The data below must be copied in full and without any change.

─── Records to process ───

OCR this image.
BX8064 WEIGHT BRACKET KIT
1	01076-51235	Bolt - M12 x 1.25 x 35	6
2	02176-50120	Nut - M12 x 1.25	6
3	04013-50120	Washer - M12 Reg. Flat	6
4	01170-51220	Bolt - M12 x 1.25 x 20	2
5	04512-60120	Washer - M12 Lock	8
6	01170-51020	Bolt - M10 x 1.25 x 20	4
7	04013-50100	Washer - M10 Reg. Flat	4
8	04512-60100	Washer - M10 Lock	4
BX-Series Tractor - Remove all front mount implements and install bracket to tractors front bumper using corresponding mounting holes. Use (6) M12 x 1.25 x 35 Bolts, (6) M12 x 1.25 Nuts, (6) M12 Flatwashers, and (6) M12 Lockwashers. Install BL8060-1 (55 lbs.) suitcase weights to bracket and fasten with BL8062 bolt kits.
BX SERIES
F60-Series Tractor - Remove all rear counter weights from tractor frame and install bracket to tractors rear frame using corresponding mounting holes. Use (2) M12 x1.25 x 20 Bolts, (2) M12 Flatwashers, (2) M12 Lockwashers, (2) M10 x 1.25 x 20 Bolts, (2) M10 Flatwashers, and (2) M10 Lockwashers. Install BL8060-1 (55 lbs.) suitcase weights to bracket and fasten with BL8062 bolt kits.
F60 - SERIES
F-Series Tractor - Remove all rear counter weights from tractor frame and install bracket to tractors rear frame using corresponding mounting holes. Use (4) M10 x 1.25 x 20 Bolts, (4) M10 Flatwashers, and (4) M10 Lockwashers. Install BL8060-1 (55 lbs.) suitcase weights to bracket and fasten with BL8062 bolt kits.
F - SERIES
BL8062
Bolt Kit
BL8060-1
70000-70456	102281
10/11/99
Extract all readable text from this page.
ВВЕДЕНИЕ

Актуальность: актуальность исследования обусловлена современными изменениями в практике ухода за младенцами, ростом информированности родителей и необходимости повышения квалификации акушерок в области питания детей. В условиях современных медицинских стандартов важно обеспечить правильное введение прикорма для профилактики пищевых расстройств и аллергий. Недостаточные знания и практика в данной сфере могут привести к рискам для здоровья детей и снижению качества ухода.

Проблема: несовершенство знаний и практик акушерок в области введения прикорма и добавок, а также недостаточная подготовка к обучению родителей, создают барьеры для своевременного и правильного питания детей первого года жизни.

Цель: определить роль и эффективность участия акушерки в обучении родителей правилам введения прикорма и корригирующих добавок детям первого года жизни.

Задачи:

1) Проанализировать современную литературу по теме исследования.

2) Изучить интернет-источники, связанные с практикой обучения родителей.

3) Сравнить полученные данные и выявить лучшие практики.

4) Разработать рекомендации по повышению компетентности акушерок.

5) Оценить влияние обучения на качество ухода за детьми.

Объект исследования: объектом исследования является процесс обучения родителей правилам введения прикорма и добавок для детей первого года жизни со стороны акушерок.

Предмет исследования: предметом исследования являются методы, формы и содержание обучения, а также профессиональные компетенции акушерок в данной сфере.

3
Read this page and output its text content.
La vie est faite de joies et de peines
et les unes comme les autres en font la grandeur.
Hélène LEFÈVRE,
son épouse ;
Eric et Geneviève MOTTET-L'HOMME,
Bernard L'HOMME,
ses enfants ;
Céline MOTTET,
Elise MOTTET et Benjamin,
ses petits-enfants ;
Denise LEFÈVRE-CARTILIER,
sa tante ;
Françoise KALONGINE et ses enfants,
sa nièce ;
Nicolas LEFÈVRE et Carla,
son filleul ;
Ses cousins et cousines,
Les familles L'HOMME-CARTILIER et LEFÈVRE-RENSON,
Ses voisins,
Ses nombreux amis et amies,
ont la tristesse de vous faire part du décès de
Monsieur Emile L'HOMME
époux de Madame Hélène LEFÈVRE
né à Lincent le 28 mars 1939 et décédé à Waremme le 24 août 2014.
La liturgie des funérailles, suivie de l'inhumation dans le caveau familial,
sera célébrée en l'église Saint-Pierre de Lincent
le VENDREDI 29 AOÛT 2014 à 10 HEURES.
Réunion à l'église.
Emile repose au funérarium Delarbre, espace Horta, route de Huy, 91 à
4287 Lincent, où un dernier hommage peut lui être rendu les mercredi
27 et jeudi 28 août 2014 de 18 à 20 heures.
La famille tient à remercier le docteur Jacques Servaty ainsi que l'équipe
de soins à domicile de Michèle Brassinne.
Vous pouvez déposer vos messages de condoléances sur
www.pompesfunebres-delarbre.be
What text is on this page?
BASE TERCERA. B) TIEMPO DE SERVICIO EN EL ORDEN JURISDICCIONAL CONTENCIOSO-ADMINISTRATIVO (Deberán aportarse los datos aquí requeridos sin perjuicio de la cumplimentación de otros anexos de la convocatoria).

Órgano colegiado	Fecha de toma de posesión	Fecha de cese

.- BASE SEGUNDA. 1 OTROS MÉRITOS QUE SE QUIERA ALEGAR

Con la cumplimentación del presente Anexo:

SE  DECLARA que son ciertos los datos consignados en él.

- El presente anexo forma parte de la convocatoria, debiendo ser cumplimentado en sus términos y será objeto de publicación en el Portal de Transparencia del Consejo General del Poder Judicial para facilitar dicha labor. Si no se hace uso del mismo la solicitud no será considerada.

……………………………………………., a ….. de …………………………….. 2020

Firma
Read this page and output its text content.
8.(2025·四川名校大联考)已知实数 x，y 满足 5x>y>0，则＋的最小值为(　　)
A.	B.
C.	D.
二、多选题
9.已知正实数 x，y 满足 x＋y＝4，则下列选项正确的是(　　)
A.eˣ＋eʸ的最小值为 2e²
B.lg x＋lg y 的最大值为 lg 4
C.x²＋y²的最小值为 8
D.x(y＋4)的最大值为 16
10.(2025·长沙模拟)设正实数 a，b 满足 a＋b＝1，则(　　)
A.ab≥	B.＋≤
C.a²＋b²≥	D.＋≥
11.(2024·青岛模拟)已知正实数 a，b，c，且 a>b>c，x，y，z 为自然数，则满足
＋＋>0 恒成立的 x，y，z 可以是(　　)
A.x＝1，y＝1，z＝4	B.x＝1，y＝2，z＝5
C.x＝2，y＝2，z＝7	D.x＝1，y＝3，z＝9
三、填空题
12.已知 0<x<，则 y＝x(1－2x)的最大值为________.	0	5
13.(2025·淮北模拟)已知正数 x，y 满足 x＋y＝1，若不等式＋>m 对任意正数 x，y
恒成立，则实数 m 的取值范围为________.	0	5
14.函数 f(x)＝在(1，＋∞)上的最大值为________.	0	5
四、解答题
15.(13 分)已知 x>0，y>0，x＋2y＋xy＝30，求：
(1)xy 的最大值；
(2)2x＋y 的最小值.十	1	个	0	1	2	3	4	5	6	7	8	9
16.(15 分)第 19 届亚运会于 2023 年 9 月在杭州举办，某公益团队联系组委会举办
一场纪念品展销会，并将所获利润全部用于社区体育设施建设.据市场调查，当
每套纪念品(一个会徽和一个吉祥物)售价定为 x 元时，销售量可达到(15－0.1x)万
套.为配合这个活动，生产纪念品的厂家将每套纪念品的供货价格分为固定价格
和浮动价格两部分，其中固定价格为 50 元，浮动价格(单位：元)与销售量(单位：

───

* [Exercise answer]
OCR this image.
BX8064 WEIGHT BRACKET KIT
1	01076-51235	Bolt - M12 x 1.25 x 35	6
2	02176-50120	Nut - M12 x 1.25	6
3	04013-50120	Washer - M12 Reg. Flat	6
4	01170-51220	Bolt - M12 x 1.25 x 20	2
5	04512-60120	Washer - M12 Lock	8
6	01170-51020	Bolt - M10 x 1.25 x 20	4
7	04013-50100	Washer - M10 Reg. Flat	4
8	04512-60100	Washer - M10 Lock	4
BX-Series Tractor - Remove all front mount implements and install bracket to tractors front bumper using corresponding mounting holes. Use (6) M12 x 1.25 x 35 Bolts, (6) M12 x 1.25 Nuts, (6) M12 Flatwashers, and (6) M12 Lockwashers. Install BL8060-1 (55 lbs.) suitcase weights to bracket and fasten with BL8062 bolt kits.
BX SERIES
F60-Series Tractor - Remove all rear counter weights from tractor frame and install bracket to tractors rear frame using corresponding mounting holes. Use (2) M12 x1.25 x 20 Bolts, (2) M12 Flatwashers, (2) M12 Lockwashers, (2) M10 x 1.25 x 20 Bolts, (2) M10 Flatwashers, and (2) M10 Lockwashers. Install BL8060-1 (55 lbs.) suitcase weights to bracket and fasten with BL8062 bolt kits.
F60 - SERIES
F-Series Tractor - Remove all rear counter weights from tractor frame and install bracket to tractors rear frame using corresponding mounting holes. Use (4) M10 x 1.25 x 20 Bolts, (4) M10 Flatwashers, and (4) M10 Lockwashers. Install BL8060-1 (55 lbs.) suitcase weights to bracket and fasten with BL8062 bolt kits.
F - SERIES
BL8062
Bolt Kit
BL8060-1
70000-70456	102281
10/11/99
Extract all readable text from this page.
ВВЕДЕНИЕ

Актуальность: актуальность исследования обусловлена современными изменениями в практике ухода за младенцами, ростом информированности родителей и необходимости повышения квалификации акушерок в области питания детей. В условиях современных медицинских стандартов важно обеспечить правильное введение прикорма для профилактики пищевых расстройств и аллергий. Недостаточные знания и практика в данной сфере могут привести к рискам для здоровья детей и снижению качества ухода.

Проблема: несовершенство знаний и практик акушерок в области введения прикорма и добавок, а также недостаточная подготовка к обучению родителей, создают барьеры для своевременного и правильного питания детей первого года жизни.

Цель: определить роль и эффективность участия акушерки в обучении родителей правилам введения прикорма и корригирующих добавок детям первого года жизни.

Задачи:

1) Проанализировать современную литературу по теме исследования.

2) Изучить интернет-источники, связанные с практикой обучения родителей.

3) Сравнить полученные данные и выявить лучшие практики.

4) Разработать рекомендации по повышению компетентности акушерок.

5) Оценить влияние обучения на качество ухода за детьми.

Объект исследования: объектом исследования является процесс обучения родителей правилам введения прикорма и добавок для детей первого года жизни со стороны акушерок.

Предмет исследования: предметом исследования являются методы, формы и содержание обучения, а также профессиональные компетенции акушерок в данной сфере.

3
Read this page and output its text content.
La vie est faite de joies et de peines
et les unes comme les autres en font la grandeur.
Hélène LEFÈVRE,
son épouse ;
Eric et Geneviève MOTTET-L'HOMME,
Bernard L'HOMME,
ses enfants ;
Céline MOTTET,
Elise MOTTET et Benjamin,
ses petits-enfants ;
Denise LEFÈVRE-CARTILIER,
sa tante ;
Françoise KALONGINE et ses enfants,
sa nièce ;
Nicolas LEFÈVRE et Carla,
son filleul ;
Ses cousins et cousines,
Les familles L'HOMME-CARTILIER et LEFÈVRE-RENSON,
Ses voisins,
Ses nombreux amis et amies,
ont la tristesse de vous faire part du décès de
Monsieur Emile L'HOMME
époux de Madame Hélène LEFÈVRE
né à Lincent le 28 mars 1939 et décédé à Waremme le 24 août 2014.
La liturgie des funérailles, suivie de l'inhumation dans le caveau familial,
sera célébrée en l'église Saint-Pierre de Lincent
le VENDREDI 29 AOÛT 2014 à 10 HEURES.
Réunion à l'église.
Emile repose au funérarium Delarbre, espace Horta, route de Huy, 91 à
4287 Lincent, où un dernier hommage peut lui être rendu les mercredi
27 et jeudi 28 août 2014 de 18 à 20 heures.
La famille tient à remercier le docteur Jacques Servaty ainsi que l'équipe
de soins à domicile de Michèle Brassinne.
Vous pouvez déposer vos messages de condoléances sur
www.pompesfunebres-delarbre.be
What text is on this page?
BASE TERCERA. B) TIEMPO DE SERVICIO EN EL ORDEN JURISDICCIONAL CONTENCIOSO-ADMINISTRATIVO (Deberán aportarse los datos aquí requeridos sin perjuicio de la cumplimentación de otros anexos de la convocatoria).

Órgano colegiado	Fecha de toma de posesión	Fecha de cese

.- BASE SEGUNDA. 1 OTROS MÉRITOS QUE SE QUIERA ALEGAR

Con la cumplimentación del presente Anexo:

SE  DECLARA que son ciertos los datos consignados en él.

- El presente anexo forma parte de la convocatoria, debiendo ser cumplimentado en sus términos y será objeto de publicación en el Portal de Transparencia del Consejo General del Poder Judicial para facilitar dicha labor. Si no se hace uso del mismo la solicitud no será considerada.

……………………………………………., a ….. de …………………………….. 2020

Firma
Read this page and output its text content.
8.(2025·四川名校大联考)已知实数 x，y 满足 5x>y>0，则＋的最小值为(　　)
A.	B.
C.	D.
二、多选题
9.已知正实数 x，y 满足 x＋y＝4，则下列选项正确的是(　　)
A.eˣ＋eʸ的最小值为 2e²
B.lg x＋lg y 的最大值为 lg 4
C.x²＋y²的最小值为 8
D.x(y＋4)的最大值为 16
10.(2025·长沙模拟)设正实数 a，b 满足 a＋b＝1，则(　　)
A.ab≥	B.＋≤
C.a²＋b²≥	D.＋≥
11.(2024·青岛模拟)已知正实数 a，b，c，且 a>b>c，x，y，z 为自然数，则满足
＋＋>0 恒成立的 x，y，z 可以是(　　)
A.x＝1，y＝1，z＝4	B.x＝1，y＝2，z＝5
C.x＝2，y＝2，z＝7	D.x＝1，y＝3，z＝9
三、填空题
12.已知 0<x<，则 y＝x(1－2x)的最大值为________.	0	5
13.(2025·淮北模拟)已知正数 x，y 满足 x＋y＝1，若不等式＋>m 对任意正数 x，y
恒成立，则实数 m 的取值范围为________.	0	5
14.函数 f(x)＝在(1，＋∞)上的最大值为________.	0	5
四、解答题
15.(13 分)已知 x>0，y>0，x＋2y＋xy＝30，求：
(1)xy 的最大值；
(2)2x＋y 的最小值.十	1	个	0	1	2	3	4	5	6	7	8	9
16.(15 分)第 19 届亚运会于 2023 年 9 月在杭州举办，某公益团队联系组委会举办
一场纪念品展销会，并将所获利润全部用于社区体育设施建设.据市场调查，当
每套纪念品(一个会徽和一个吉祥物)售价定为 x 元时，销售量可达到(15－0.1x)万
套.为配合这个活动，生产纪念品的厂家将每套纪念品的供货价格分为固定价格
和浮动价格两部分，其中固定价格为 50 元，浮动价格(单位：元)与销售量(单位：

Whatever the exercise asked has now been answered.